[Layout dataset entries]

>>>>

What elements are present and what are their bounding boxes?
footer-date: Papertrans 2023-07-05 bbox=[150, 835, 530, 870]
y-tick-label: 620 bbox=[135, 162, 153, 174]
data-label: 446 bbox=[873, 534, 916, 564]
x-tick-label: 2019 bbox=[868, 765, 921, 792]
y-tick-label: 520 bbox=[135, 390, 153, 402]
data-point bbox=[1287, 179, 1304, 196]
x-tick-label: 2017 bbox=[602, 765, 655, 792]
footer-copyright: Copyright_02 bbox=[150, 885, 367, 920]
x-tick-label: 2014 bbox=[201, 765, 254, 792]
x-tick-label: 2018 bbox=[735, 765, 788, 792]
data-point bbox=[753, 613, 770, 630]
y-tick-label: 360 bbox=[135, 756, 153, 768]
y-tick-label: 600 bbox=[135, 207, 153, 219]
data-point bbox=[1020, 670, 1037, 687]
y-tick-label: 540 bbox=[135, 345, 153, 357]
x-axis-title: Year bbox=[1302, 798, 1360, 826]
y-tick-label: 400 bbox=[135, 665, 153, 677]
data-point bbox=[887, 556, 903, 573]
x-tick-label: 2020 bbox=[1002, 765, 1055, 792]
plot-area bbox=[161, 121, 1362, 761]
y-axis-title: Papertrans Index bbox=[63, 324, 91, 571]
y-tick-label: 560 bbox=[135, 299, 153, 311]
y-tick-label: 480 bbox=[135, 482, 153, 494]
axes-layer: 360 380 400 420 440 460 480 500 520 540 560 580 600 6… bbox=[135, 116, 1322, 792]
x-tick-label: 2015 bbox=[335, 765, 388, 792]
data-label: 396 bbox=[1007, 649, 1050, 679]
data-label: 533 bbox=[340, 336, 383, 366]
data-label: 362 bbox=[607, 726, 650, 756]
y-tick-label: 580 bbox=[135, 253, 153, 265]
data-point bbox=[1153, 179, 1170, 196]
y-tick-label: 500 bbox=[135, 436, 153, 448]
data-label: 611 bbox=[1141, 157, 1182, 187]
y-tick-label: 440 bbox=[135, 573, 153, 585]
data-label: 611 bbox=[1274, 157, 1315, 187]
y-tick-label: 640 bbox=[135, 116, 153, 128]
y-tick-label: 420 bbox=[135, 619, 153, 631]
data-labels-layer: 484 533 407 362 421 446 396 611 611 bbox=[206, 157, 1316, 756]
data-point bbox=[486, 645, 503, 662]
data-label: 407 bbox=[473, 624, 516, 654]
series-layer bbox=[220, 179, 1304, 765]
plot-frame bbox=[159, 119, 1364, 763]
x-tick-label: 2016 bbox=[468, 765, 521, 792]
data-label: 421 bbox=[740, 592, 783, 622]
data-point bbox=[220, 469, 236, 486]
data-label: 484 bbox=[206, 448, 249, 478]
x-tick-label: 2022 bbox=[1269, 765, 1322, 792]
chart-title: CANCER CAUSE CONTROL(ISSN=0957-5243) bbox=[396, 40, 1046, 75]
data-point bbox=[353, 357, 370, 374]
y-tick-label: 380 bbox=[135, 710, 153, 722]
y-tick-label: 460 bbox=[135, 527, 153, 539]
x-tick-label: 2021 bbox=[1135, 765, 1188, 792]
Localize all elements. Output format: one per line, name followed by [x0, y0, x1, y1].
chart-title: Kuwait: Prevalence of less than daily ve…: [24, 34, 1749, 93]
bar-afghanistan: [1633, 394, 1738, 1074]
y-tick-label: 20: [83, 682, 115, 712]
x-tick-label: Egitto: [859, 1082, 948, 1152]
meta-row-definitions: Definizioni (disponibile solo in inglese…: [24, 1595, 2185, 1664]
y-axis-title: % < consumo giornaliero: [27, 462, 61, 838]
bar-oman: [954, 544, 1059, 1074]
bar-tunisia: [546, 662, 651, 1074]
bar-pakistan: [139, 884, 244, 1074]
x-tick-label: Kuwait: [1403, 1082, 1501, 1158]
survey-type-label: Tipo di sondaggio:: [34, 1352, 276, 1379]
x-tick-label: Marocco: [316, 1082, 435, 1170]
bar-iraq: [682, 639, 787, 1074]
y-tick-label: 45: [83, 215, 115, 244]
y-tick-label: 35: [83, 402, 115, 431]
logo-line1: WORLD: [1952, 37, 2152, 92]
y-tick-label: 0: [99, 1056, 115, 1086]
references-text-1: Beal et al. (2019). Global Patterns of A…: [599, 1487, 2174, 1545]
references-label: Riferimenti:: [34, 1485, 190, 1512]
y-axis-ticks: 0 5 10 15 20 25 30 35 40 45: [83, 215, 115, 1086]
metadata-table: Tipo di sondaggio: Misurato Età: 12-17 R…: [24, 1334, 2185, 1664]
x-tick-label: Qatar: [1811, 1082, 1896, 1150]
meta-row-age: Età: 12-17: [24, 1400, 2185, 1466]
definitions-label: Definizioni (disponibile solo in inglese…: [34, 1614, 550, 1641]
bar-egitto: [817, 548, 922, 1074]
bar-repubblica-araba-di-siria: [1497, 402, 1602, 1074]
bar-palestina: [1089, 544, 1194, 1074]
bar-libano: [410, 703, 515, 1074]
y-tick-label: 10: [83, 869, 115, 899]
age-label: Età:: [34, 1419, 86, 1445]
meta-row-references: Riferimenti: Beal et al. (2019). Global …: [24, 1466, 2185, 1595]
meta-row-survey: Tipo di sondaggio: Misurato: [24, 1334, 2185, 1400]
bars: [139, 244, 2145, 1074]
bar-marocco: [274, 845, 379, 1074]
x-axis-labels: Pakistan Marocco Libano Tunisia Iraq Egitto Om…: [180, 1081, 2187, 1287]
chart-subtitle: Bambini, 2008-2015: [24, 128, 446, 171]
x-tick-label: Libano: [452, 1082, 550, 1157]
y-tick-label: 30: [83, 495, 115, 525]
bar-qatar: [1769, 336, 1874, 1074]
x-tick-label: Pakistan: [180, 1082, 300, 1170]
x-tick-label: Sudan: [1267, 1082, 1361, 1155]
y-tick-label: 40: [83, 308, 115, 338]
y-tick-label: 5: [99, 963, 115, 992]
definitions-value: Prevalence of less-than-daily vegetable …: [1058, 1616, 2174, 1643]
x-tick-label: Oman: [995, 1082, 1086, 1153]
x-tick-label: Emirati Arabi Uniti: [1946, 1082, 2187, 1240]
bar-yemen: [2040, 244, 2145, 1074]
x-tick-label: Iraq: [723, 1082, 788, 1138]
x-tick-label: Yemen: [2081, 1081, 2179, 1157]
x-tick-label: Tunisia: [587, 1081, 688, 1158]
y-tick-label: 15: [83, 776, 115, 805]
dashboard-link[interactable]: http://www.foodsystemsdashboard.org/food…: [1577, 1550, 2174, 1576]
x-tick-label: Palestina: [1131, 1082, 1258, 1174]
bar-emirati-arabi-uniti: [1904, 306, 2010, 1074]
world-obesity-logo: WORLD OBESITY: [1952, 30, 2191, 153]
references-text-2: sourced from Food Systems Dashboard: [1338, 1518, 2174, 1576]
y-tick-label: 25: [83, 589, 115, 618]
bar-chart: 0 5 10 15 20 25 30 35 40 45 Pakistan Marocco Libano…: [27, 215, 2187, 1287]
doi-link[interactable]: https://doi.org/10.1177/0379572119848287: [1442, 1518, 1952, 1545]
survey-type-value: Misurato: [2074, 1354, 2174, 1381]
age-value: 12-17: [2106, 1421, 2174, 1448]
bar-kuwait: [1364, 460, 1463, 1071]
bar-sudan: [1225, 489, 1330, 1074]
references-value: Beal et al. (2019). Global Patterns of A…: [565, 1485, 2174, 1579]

<<<<

§ **WHAT THE TASK ASKS**
Reproduce these lines verbatim, covering all of the material.

§ **SOLUTION TO THIS EXERCISE**
What elements are present and what are their bounding boxes?
footer-date: Papertrans 2023-07-05 bbox=[150, 835, 530, 870]
y-tick-label: 620 bbox=[135, 162, 153, 174]
data-label: 446 bbox=[873, 534, 916, 564]
x-tick-label: 2019 bbox=[868, 765, 921, 792]
y-tick-label: 520 bbox=[135, 390, 153, 402]
data-point bbox=[1287, 179, 1304, 196]
x-tick-label: 2017 bbox=[602, 765, 655, 792]
footer-copyright: Copyright_02 bbox=[150, 885, 367, 920]
x-tick-label: 2014 bbox=[201, 765, 254, 792]
x-tick-label: 2018 bbox=[735, 765, 788, 792]
data-point bbox=[753, 613, 770, 630]
y-tick-label: 360 bbox=[135, 756, 153, 768]
y-tick-label: 600 bbox=[135, 207, 153, 219]
data-point bbox=[1020, 670, 1037, 687]
y-tick-label: 540 bbox=[135, 345, 153, 357]
x-axis-title: Year bbox=[1302, 798, 1360, 826]
y-tick-label: 400 bbox=[135, 665, 153, 677]
data-point bbox=[887, 556, 903, 573]
x-tick-label: 2020 bbox=[1002, 765, 1055, 792]
plot-area bbox=[161, 121, 1362, 761]
y-axis-title: Papertrans Index bbox=[63, 324, 91, 571]
y-tick-label: 560 bbox=[135, 299, 153, 311]
y-tick-label: 480 bbox=[135, 482, 153, 494]
axes-layer: 360 380 400 420 440 460 480 500 520 540 560 580 600 6… bbox=[135, 116, 1322, 792]
x-tick-label: 2015 bbox=[335, 765, 388, 792]
data-label: 396 bbox=[1007, 649, 1050, 679]
data-label: 533 bbox=[340, 336, 383, 366]
data-label: 362 bbox=[607, 726, 650, 756]
y-tick-label: 580 bbox=[135, 253, 153, 265]
data-point bbox=[1153, 179, 1170, 196]
y-tick-label: 500 bbox=[135, 436, 153, 448]
data-label: 611 bbox=[1141, 157, 1182, 187]
y-tick-label: 440 bbox=[135, 573, 153, 585]
data-label: 611 bbox=[1274, 157, 1315, 187]
y-tick-label: 640 bbox=[135, 116, 153, 128]
y-tick-label: 420 bbox=[135, 619, 153, 631]
data-labels-layer: 484 533 407 362 421 446 396 611 611 bbox=[206, 157, 1316, 756]
data-point bbox=[486, 645, 503, 662]
data-label: 407 bbox=[473, 624, 516, 654]
series-layer bbox=[220, 179, 1304, 765]
plot-frame bbox=[159, 119, 1364, 763]
x-tick-label: 2016 bbox=[468, 765, 521, 792]
data-label: 421 bbox=[740, 592, 783, 622]
data-point bbox=[220, 469, 236, 486]
data-label: 484 bbox=[206, 448, 249, 478]
x-tick-label: 2022 bbox=[1269, 765, 1322, 792]
chart-title: CANCER CAUSE CONTROL(ISSN=0957-5243) bbox=[396, 40, 1046, 75]
data-point bbox=[353, 357, 370, 374]
y-tick-label: 380 bbox=[135, 710, 153, 722]
y-tick-label: 460 bbox=[135, 527, 153, 539]
x-tick-label: 2021 bbox=[1135, 765, 1188, 792]
Localize all elements. Output format: one per line, name followed by [x0, y0, x1, y1].
chart-title: Kuwait: Prevalence of less than daily ve…: [24, 34, 1749, 93]
bar-afghanistan: [1633, 394, 1738, 1074]
y-tick-label: 20: [83, 682, 115, 712]
x-tick-label: Egitto: [859, 1082, 948, 1152]
meta-row-definitions: Definizioni (disponibile solo in inglese…: [24, 1595, 2185, 1664]
y-axis-title: % < consumo giornaliero: [27, 462, 61, 838]
bar-oman: [954, 544, 1059, 1074]
bar-tunisia: [546, 662, 651, 1074]
bar-pakistan: [139, 884, 244, 1074]
x-tick-label: Kuwait: [1403, 1082, 1501, 1158]
survey-type-label: Tipo di sondaggio:: [34, 1352, 276, 1379]
x-tick-label: Marocco: [316, 1082, 435, 1170]
bar-iraq: [682, 639, 787, 1074]
y-tick-label: 45: [83, 215, 115, 244]
y-tick-label: 35: [83, 402, 115, 431]
logo-line1: WORLD: [1952, 37, 2152, 92]
y-tick-label: 0: [99, 1056, 115, 1086]
references-text-1: Beal et al. (2019). Global Patterns of A…: [599, 1487, 2174, 1545]
references-label: Riferimenti:: [34, 1485, 190, 1512]
y-axis-ticks: 0 5 10 15 20 25 30 35 40 45: [83, 215, 115, 1086]
metadata-table: Tipo di sondaggio: Misurato Età: 12-17 R…: [24, 1334, 2185, 1664]
x-tick-label: Qatar: [1811, 1082, 1896, 1150]
meta-row-age: Età: 12-17: [24, 1400, 2185, 1466]
definitions-label: Definizioni (disponibile solo in inglese…: [34, 1614, 550, 1641]
bar-egitto: [817, 548, 922, 1074]
bar-repubblica-araba-di-siria: [1497, 402, 1602, 1074]
bar-palestina: [1089, 544, 1194, 1074]
bar-libano: [410, 703, 515, 1074]
y-tick-label: 10: [83, 869, 115, 899]
age-label: Età:: [34, 1419, 86, 1445]
meta-row-references: Riferimenti: Beal et al. (2019). Global …: [24, 1466, 2185, 1595]
meta-row-survey: Tipo di sondaggio: Misurato: [24, 1334, 2185, 1400]
bars: [139, 244, 2145, 1074]
bar-marocco: [274, 845, 379, 1074]
x-axis-labels: Pakistan Marocco Libano Tunisia Iraq Egitto Om…: [180, 1081, 2187, 1287]
chart-subtitle: Bambini, 2008-2015: [24, 128, 446, 171]
x-tick-label: Libano: [452, 1082, 550, 1157]
y-tick-label: 30: [83, 495, 115, 525]
bar-qatar: [1769, 336, 1874, 1074]
x-tick-label: Pakistan: [180, 1082, 300, 1170]
x-tick-label: Sudan: [1267, 1082, 1361, 1155]
y-tick-label: 40: [83, 308, 115, 338]
y-tick-label: 5: [99, 963, 115, 992]
definitions-value: Prevalence of less-than-daily vegetable …: [1058, 1616, 2174, 1643]
x-tick-label: Oman: [995, 1082, 1086, 1153]
x-tick-label: Emirati Arabi Uniti: [1946, 1082, 2187, 1240]
bar-yemen: [2040, 244, 2145, 1074]
x-tick-label: Iraq: [723, 1082, 788, 1138]
x-tick-label: Yemen: [2081, 1081, 2179, 1157]
x-tick-label: Tunisia: [587, 1081, 688, 1158]
y-tick-label: 15: [83, 776, 115, 805]
dashboard-link[interactable]: http://www.foodsystemsdashboard.org/food…: [1577, 1550, 2174, 1576]
x-tick-label: Palestina: [1131, 1082, 1258, 1174]
bar-emirati-arabi-uniti: [1904, 306, 2010, 1074]
world-obesity-logo: WORLD OBESITY: [1952, 30, 2191, 153]
references-text-2: sourced from Food Systems Dashboard: [1338, 1518, 2174, 1576]
y-tick-label: 25: [83, 589, 115, 618]
bar-chart: 0 5 10 15 20 25 30 35 40 45 Pakistan Marocco Libano…: [27, 215, 2187, 1287]
doi-link[interactable]: https://doi.org/10.1177/0379572119848287: [1442, 1518, 1952, 1545]
survey-type-value: Misurato: [2074, 1354, 2174, 1381]
age-value: 12-17: [2106, 1421, 2174, 1448]
bar-kuwait: [1364, 460, 1463, 1071]
bar-sudan: [1225, 489, 1330, 1074]
references-value: Beal et al. (2019). Global Patterns of A…: [565, 1485, 2174, 1579]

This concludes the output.